### What needs to be done
Using the data below, gather each line that includes the word "text".

···

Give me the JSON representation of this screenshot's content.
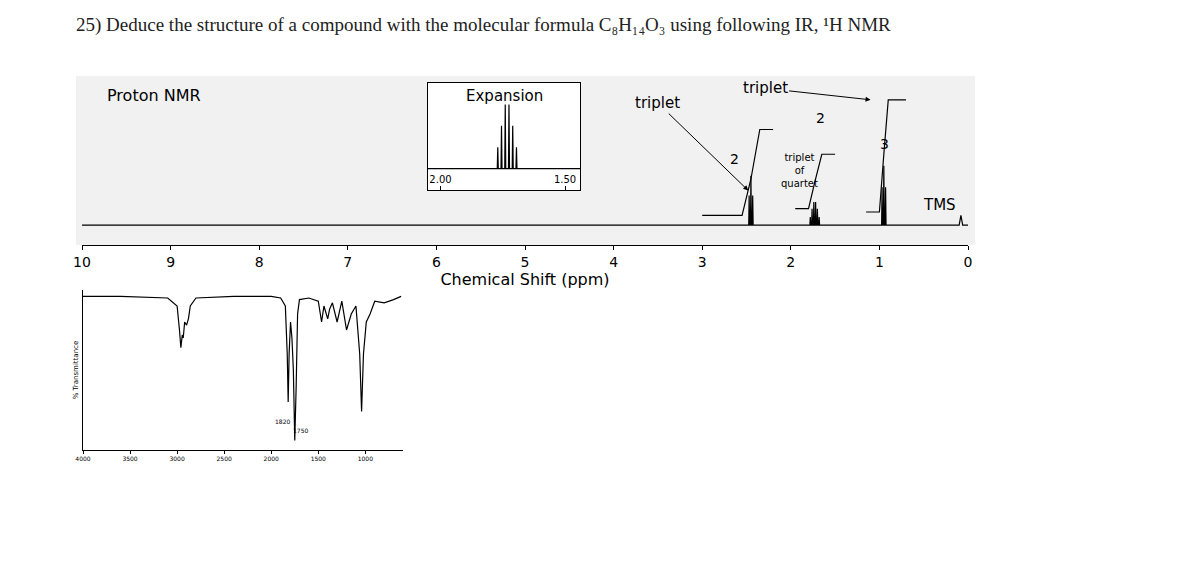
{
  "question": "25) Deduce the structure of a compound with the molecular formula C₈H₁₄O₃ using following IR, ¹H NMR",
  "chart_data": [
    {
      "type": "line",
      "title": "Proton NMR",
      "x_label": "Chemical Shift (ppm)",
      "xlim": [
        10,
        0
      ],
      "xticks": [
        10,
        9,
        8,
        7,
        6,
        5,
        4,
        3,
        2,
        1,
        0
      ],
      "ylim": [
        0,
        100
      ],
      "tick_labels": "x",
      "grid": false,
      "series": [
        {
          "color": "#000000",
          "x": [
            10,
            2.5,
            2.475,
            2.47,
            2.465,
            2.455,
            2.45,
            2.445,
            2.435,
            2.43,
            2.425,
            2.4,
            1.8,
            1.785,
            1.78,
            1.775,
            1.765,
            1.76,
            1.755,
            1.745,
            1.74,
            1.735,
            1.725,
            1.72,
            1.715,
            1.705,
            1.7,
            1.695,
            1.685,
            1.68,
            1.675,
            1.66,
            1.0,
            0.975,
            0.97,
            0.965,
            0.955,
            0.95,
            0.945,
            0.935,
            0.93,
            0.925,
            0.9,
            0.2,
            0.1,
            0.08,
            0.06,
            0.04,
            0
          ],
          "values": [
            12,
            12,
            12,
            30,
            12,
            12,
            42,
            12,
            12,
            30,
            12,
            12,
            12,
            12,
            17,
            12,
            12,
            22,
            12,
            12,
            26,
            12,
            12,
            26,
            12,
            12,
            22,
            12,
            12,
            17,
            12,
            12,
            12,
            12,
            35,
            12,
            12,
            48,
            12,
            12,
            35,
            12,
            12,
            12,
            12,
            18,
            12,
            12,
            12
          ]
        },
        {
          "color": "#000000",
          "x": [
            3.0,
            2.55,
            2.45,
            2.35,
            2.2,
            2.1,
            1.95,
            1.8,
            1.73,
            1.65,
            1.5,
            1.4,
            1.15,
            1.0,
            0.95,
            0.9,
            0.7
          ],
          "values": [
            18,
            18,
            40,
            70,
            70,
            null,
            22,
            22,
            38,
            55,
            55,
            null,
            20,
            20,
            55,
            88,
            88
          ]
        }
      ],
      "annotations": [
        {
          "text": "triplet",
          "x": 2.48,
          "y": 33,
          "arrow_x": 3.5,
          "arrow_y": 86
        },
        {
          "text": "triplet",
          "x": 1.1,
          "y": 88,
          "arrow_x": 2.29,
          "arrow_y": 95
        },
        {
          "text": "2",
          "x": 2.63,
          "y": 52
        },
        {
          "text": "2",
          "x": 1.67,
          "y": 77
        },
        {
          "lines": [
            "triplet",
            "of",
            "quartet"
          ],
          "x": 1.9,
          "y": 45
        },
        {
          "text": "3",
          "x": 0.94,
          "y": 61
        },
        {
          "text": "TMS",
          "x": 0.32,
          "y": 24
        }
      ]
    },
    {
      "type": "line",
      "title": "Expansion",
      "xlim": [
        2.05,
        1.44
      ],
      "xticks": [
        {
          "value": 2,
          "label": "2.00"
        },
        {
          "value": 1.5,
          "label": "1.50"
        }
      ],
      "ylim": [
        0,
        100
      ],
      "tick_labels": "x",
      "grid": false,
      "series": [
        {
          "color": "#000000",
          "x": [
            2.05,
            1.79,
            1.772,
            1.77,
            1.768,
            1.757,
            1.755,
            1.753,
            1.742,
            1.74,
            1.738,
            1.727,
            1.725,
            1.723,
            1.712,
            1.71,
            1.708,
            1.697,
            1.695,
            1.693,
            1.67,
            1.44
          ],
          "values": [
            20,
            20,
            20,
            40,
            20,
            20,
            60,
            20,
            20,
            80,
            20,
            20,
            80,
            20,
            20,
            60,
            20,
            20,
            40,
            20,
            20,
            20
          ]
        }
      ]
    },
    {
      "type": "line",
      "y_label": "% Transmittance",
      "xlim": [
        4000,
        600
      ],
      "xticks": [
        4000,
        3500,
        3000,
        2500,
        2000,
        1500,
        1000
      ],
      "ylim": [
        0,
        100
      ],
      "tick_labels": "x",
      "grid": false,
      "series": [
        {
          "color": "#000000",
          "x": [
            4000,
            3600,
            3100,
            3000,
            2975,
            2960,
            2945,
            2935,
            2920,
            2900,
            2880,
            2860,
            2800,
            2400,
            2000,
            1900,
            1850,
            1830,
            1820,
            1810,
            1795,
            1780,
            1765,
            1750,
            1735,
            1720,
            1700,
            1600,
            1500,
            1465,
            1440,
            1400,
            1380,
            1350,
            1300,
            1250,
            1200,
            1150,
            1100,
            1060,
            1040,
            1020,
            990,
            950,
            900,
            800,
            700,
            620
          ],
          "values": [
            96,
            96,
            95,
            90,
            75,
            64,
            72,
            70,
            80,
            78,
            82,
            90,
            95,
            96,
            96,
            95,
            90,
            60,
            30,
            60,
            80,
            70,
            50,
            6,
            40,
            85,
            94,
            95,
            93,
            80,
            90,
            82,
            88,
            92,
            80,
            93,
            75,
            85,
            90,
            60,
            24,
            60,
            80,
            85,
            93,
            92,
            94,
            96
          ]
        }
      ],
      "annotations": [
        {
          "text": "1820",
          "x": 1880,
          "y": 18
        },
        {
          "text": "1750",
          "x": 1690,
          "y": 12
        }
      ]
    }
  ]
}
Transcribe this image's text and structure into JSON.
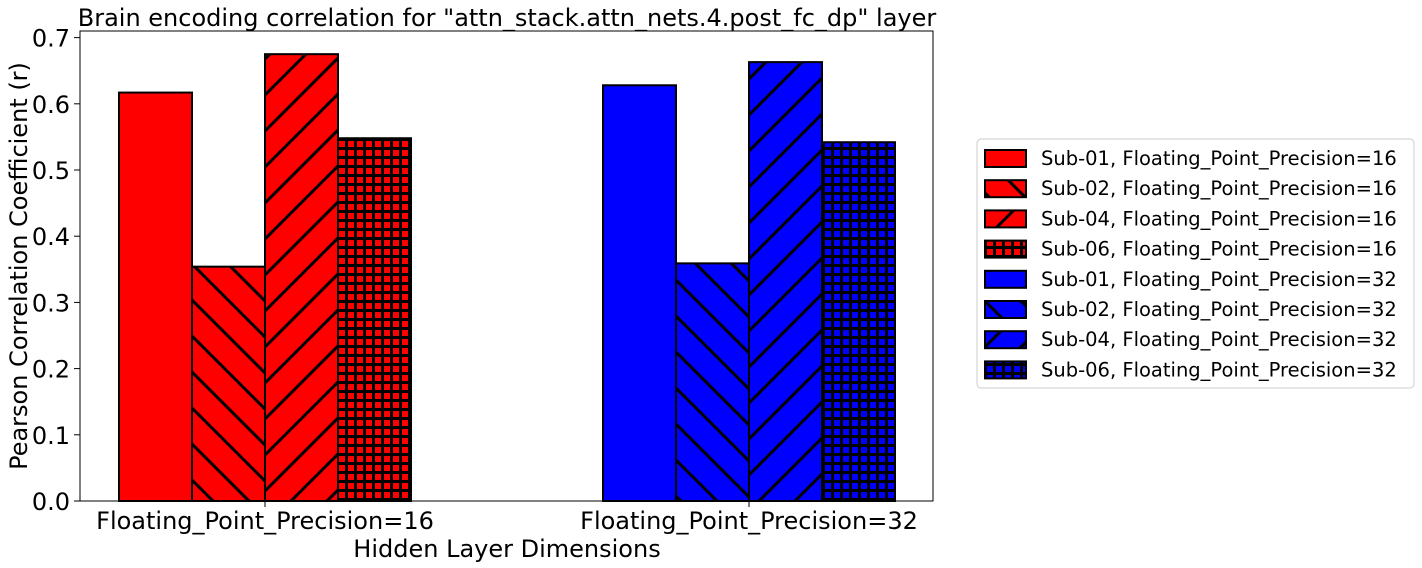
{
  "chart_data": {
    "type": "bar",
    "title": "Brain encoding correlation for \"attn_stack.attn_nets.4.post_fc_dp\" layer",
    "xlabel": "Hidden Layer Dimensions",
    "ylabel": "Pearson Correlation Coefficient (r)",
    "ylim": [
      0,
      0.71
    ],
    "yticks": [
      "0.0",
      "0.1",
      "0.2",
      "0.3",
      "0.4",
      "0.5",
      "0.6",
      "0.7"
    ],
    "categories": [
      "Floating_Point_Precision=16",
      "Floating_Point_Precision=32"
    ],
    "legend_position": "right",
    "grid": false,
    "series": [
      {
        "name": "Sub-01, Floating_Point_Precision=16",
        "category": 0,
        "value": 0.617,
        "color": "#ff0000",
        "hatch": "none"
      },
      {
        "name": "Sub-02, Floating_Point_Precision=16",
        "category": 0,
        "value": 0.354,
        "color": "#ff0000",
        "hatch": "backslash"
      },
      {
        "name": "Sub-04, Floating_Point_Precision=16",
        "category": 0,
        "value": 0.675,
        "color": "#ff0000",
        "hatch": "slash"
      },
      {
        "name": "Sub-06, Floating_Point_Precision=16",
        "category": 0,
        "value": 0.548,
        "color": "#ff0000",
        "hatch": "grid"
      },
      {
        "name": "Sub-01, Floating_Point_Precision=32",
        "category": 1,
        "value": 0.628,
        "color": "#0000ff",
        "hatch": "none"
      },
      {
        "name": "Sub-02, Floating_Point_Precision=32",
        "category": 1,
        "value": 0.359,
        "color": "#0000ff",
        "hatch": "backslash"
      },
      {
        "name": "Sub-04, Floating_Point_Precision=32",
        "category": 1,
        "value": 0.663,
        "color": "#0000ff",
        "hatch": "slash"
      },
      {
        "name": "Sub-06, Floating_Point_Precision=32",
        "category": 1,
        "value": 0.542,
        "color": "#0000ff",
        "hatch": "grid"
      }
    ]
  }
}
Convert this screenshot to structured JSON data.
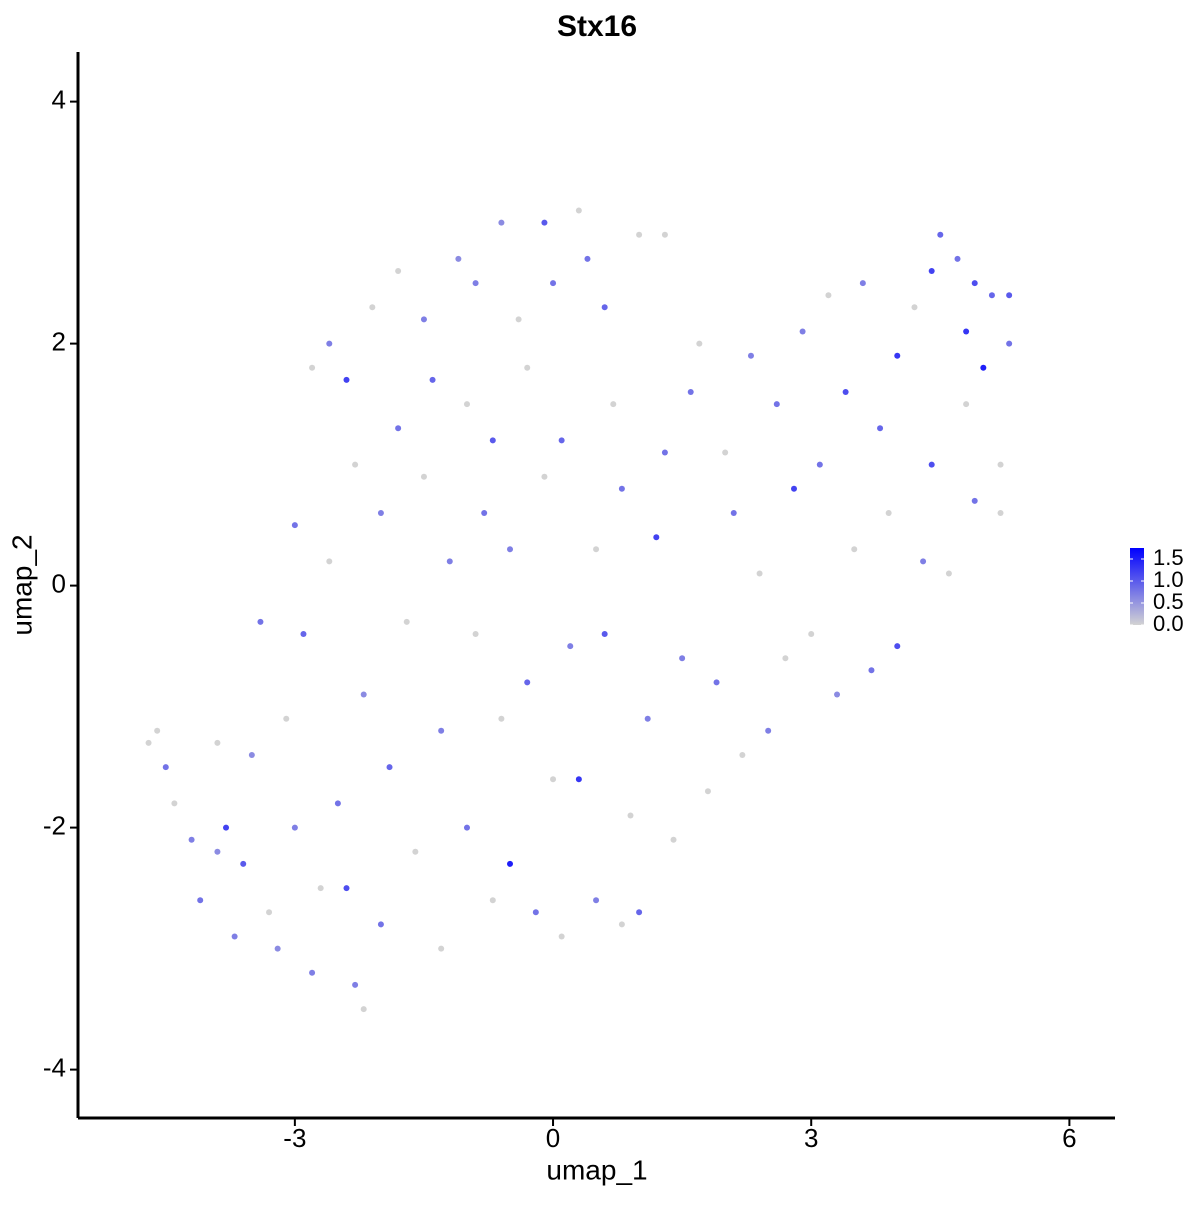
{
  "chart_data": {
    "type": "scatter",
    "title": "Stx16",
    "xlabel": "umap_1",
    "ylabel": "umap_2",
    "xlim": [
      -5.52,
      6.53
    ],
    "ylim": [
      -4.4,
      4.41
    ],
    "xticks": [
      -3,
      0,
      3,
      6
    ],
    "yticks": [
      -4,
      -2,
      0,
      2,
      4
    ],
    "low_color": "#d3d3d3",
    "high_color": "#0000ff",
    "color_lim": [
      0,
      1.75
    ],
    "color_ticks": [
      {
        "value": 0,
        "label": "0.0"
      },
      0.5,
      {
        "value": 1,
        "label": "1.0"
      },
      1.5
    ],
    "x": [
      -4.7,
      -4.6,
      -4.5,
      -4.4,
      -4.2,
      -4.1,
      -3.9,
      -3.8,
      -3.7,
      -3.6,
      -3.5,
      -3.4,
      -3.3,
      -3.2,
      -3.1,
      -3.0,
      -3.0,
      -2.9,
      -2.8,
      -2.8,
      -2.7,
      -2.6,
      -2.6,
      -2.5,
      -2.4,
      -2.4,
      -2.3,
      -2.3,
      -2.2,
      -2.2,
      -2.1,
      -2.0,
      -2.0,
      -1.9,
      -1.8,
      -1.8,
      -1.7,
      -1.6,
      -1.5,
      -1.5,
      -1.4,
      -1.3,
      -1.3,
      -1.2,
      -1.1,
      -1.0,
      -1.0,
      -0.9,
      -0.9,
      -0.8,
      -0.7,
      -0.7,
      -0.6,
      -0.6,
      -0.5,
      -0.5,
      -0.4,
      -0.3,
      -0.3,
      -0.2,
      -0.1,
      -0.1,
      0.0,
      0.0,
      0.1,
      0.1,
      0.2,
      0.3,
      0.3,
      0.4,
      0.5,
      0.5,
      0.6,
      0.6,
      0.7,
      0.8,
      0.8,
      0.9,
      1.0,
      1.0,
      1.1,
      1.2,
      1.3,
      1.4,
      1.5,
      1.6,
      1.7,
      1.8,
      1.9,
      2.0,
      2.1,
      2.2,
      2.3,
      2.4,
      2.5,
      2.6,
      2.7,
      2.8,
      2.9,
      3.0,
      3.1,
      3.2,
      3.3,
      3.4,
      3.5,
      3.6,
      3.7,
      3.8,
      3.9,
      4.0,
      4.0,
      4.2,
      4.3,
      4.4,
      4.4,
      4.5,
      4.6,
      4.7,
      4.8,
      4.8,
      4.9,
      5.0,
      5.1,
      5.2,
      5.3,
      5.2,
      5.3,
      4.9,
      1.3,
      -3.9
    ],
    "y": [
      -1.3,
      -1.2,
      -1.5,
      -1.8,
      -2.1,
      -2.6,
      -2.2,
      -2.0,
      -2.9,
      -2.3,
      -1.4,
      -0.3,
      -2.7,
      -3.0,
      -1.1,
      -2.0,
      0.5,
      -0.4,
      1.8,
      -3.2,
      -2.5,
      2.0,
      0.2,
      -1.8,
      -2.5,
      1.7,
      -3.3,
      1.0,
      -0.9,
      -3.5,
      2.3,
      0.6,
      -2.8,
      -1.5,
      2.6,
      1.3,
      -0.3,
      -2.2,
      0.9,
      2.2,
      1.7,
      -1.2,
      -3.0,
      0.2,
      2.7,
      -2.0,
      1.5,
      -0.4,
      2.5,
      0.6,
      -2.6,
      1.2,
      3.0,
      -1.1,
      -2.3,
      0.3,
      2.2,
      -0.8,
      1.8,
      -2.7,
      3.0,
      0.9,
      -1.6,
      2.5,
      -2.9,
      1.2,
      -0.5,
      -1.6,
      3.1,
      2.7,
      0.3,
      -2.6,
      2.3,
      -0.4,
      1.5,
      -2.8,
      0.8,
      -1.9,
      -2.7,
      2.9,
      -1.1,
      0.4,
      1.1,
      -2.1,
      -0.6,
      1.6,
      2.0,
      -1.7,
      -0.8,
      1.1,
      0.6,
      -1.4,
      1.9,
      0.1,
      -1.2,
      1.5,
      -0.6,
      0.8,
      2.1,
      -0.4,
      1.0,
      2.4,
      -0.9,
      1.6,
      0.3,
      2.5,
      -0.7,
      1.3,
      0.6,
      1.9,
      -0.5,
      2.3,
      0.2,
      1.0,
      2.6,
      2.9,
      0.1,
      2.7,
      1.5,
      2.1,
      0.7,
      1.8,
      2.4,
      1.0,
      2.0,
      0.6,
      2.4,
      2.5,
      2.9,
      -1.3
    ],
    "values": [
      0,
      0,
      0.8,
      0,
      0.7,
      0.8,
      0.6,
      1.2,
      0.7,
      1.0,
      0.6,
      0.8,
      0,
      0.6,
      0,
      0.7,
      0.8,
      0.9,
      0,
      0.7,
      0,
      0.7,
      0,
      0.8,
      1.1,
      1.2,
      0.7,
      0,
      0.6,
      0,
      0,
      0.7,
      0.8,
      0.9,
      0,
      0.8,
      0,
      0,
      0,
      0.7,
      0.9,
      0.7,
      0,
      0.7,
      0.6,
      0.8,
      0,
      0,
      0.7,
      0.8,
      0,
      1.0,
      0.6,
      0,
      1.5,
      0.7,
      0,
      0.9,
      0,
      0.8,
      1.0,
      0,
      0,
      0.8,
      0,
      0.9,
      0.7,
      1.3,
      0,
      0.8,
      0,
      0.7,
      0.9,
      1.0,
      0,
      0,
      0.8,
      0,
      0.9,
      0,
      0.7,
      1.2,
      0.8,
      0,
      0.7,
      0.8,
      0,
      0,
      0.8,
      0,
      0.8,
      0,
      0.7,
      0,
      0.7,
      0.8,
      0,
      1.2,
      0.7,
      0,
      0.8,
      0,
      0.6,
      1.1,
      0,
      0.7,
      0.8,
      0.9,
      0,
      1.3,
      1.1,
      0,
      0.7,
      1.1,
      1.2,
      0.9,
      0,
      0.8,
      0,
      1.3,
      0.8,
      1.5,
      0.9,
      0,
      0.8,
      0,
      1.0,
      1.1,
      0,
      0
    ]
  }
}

···

### Task solution
          "text": "triplet",
          "text": "triplet",
          "text": "2",
          "text": "2",
          "text": "3",
          "text": "TMS",
          "text": "1820",
          "text": "1750",
Transcribe this image's text and structure into JSON.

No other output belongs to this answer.